(Extracted records)

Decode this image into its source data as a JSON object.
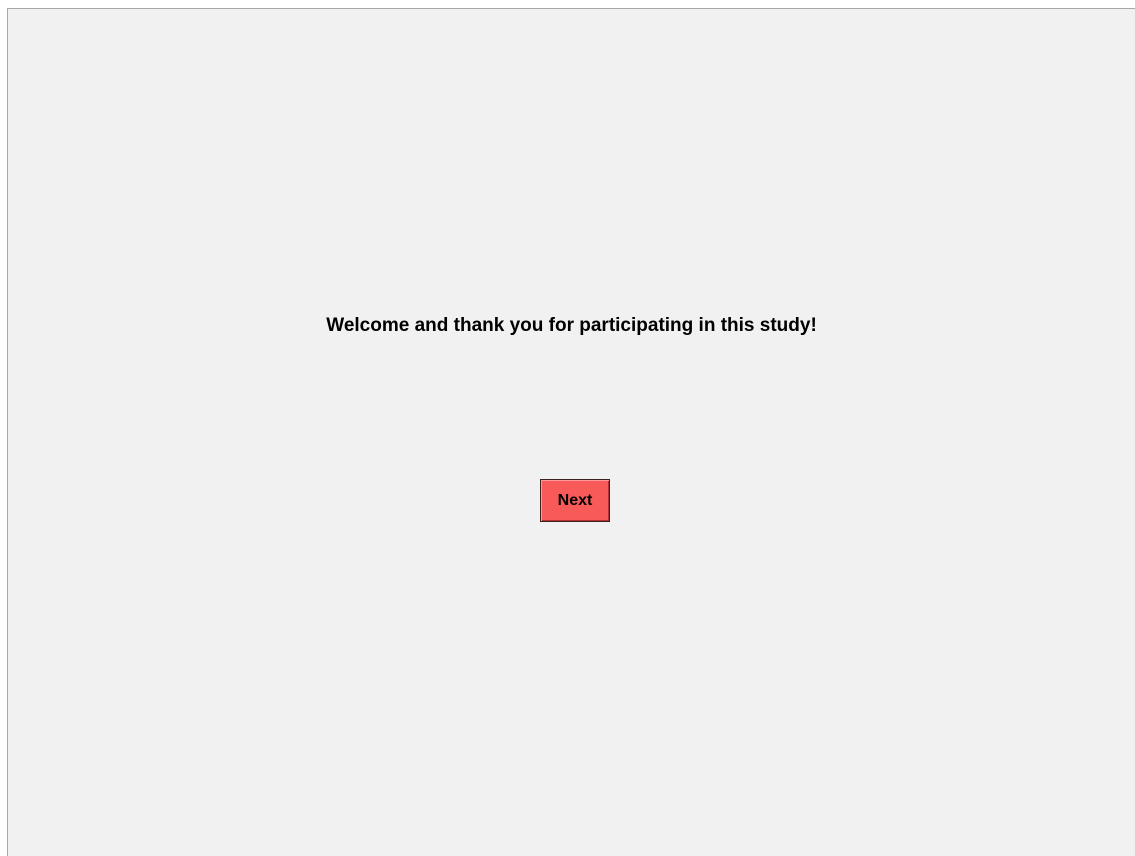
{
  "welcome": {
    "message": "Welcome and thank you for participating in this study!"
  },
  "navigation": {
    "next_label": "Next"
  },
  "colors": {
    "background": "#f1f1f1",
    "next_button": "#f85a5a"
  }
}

» Exercise requirements
Restate each entry word for word, leaving out any pictures.

» Complete output
Decode this image into its source data as a JSON object.
{
  "welcome": {
    "message": "Welcome and thank you for participating in this study!"
  },
  "navigation": {
    "next_label": "Next"
  },
  "colors": {
    "background": "#f1f1f1",
    "next_button": "#f85a5a"
  }
}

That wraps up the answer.